**TASK OBJECTIVE:** Track down the lines that contain "name" and copy them.

==== RECORDED DATA

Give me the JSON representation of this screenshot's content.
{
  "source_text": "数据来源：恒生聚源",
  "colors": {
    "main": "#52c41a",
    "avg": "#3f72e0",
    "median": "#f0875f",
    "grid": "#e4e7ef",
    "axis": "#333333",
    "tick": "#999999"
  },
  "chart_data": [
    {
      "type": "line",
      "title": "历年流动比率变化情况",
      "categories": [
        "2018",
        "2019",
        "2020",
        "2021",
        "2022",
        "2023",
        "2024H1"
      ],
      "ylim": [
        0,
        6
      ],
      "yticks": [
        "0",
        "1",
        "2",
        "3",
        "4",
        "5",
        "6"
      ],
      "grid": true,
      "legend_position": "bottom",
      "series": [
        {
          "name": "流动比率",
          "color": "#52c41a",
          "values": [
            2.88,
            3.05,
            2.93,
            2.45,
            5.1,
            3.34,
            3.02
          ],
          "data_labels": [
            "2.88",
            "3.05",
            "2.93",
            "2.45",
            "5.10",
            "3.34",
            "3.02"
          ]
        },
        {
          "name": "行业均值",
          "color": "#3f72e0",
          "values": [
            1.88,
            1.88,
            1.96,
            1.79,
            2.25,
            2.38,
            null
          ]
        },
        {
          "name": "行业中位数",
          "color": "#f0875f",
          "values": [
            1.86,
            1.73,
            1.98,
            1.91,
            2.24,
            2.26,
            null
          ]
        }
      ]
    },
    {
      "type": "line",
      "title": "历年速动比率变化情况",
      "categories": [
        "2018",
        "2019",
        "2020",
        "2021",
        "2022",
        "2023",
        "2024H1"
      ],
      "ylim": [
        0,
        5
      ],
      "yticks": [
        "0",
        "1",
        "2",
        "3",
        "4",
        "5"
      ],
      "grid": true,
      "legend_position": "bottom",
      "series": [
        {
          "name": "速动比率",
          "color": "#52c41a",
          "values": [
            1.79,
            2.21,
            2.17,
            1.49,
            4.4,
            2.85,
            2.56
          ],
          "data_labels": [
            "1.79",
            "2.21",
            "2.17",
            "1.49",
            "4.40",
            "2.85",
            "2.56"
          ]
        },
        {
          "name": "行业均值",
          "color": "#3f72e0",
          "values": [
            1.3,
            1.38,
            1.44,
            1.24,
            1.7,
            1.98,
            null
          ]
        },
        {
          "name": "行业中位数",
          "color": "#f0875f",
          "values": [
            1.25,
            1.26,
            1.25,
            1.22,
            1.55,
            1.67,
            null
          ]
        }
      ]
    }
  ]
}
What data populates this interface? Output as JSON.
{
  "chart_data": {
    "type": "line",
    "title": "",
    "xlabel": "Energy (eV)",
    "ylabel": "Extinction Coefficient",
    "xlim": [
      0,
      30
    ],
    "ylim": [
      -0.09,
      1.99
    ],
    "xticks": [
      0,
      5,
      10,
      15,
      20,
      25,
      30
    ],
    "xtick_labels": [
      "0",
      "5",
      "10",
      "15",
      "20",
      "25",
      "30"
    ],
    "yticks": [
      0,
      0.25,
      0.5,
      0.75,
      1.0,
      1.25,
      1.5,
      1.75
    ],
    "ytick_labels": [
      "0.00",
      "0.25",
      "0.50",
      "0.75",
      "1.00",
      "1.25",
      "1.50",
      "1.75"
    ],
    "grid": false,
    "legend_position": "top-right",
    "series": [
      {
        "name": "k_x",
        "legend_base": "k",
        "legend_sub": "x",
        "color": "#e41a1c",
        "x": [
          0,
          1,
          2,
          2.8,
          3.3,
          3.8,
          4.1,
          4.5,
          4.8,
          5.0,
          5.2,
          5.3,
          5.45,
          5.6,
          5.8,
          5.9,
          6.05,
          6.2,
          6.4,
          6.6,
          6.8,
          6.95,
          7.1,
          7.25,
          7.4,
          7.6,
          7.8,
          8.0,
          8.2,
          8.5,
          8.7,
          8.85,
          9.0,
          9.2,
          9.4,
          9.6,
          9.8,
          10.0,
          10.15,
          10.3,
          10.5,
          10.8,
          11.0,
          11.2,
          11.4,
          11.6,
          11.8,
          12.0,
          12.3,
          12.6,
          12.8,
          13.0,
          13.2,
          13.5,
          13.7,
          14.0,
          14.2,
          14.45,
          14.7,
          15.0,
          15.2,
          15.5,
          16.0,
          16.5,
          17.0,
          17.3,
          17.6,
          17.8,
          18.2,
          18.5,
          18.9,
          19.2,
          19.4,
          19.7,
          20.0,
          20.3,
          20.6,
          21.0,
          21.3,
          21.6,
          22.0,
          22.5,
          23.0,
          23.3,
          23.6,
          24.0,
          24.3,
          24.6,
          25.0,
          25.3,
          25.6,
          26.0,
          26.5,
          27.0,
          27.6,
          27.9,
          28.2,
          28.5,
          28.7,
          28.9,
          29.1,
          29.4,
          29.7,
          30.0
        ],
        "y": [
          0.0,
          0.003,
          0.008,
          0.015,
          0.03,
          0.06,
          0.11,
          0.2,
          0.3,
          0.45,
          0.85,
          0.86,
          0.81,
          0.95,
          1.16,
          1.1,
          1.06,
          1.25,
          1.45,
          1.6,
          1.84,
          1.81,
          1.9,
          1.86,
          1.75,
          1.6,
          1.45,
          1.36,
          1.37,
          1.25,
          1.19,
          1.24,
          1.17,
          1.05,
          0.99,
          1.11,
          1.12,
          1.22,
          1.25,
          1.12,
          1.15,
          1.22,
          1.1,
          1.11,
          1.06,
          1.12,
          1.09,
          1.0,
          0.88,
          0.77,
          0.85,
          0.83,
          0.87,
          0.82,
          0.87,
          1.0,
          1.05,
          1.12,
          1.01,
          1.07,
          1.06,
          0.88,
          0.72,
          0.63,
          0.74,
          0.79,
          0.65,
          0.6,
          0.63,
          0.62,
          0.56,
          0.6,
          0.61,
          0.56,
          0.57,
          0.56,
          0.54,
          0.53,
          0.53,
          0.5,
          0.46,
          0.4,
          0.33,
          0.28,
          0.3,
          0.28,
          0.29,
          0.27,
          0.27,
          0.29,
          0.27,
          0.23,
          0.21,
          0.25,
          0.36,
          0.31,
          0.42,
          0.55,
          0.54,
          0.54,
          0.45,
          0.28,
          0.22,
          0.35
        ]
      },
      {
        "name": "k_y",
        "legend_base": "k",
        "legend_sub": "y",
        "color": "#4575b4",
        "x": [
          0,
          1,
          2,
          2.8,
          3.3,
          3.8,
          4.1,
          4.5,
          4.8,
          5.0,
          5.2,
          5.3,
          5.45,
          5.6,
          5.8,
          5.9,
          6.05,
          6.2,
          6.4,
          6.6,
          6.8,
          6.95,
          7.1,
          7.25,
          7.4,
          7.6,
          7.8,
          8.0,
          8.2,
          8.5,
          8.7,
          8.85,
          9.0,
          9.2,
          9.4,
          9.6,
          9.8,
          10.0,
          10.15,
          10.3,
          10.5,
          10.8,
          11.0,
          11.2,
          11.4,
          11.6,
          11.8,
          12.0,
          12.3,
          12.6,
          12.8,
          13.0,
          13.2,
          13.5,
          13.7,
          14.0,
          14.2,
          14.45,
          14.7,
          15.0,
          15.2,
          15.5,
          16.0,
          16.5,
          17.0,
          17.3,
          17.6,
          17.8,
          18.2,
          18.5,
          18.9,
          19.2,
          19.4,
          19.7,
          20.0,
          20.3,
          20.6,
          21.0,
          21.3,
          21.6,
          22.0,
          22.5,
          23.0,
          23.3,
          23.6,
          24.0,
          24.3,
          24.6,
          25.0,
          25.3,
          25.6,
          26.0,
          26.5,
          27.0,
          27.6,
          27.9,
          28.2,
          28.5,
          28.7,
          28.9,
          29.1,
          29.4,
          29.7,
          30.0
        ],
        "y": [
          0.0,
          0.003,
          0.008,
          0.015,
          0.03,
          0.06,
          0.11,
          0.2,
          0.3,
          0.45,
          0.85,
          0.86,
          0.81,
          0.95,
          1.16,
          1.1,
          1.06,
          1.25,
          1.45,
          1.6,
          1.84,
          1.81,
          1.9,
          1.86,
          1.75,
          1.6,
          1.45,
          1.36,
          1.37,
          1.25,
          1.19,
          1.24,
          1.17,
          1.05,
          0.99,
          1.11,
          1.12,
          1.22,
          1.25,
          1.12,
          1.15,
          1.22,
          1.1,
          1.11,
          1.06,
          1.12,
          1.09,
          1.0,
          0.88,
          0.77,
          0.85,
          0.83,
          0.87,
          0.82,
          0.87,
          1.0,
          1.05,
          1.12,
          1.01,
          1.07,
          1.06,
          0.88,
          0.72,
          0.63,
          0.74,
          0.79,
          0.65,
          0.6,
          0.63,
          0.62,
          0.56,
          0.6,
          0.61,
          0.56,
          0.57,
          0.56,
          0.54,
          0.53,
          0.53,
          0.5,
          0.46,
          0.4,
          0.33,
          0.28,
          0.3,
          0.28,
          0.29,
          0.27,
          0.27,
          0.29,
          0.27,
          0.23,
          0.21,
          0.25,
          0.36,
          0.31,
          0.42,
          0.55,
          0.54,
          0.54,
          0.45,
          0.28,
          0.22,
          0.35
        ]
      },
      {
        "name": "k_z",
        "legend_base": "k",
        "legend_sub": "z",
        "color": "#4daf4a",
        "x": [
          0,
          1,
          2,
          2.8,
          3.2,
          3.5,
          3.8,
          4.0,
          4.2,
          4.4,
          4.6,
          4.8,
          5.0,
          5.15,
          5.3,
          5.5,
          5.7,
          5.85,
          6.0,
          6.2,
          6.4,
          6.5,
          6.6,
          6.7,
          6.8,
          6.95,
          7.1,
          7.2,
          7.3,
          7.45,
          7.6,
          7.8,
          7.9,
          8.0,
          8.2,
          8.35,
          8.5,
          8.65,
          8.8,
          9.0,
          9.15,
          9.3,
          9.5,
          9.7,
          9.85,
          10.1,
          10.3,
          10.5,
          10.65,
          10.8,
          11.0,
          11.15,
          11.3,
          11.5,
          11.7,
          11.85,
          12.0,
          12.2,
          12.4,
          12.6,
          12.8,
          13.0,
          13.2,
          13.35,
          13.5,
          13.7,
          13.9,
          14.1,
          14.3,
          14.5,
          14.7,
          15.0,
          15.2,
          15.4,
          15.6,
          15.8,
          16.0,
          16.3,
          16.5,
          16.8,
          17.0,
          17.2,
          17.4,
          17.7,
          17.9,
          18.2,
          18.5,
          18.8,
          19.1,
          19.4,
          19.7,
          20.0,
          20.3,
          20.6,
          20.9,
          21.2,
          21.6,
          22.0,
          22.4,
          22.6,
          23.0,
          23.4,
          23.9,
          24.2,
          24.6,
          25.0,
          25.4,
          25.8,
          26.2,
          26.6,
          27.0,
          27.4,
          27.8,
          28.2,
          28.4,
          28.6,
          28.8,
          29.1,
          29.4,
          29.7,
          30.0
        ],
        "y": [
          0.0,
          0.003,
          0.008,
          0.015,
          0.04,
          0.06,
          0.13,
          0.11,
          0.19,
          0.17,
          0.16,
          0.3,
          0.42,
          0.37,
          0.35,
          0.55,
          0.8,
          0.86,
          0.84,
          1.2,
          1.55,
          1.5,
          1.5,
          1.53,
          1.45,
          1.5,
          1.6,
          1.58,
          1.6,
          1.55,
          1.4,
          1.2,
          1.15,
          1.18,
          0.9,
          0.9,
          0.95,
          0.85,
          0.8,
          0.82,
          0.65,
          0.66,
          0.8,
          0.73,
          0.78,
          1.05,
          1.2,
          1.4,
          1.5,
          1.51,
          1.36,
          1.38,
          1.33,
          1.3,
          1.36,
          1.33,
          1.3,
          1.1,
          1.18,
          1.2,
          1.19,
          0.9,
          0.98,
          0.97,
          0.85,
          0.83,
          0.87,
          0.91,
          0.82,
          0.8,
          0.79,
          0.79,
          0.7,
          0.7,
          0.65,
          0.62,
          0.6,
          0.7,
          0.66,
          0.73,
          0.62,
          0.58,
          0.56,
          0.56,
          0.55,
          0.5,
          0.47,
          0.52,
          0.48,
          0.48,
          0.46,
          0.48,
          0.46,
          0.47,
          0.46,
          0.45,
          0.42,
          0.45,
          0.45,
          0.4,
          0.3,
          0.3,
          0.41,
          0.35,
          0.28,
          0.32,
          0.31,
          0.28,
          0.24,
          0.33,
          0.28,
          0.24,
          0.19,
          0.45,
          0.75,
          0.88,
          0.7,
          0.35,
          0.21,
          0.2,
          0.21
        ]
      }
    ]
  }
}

========

**FULL SOLUTION:**
          "name": "流动比率",
          "name": "行业均值",
          "name": "行业中位数",
          "name": "速动比率",
          "name": "行业均值",
          "name": "行业中位数",
        "name": "k_x",
        "name": "k_y",
        "name": "k_z",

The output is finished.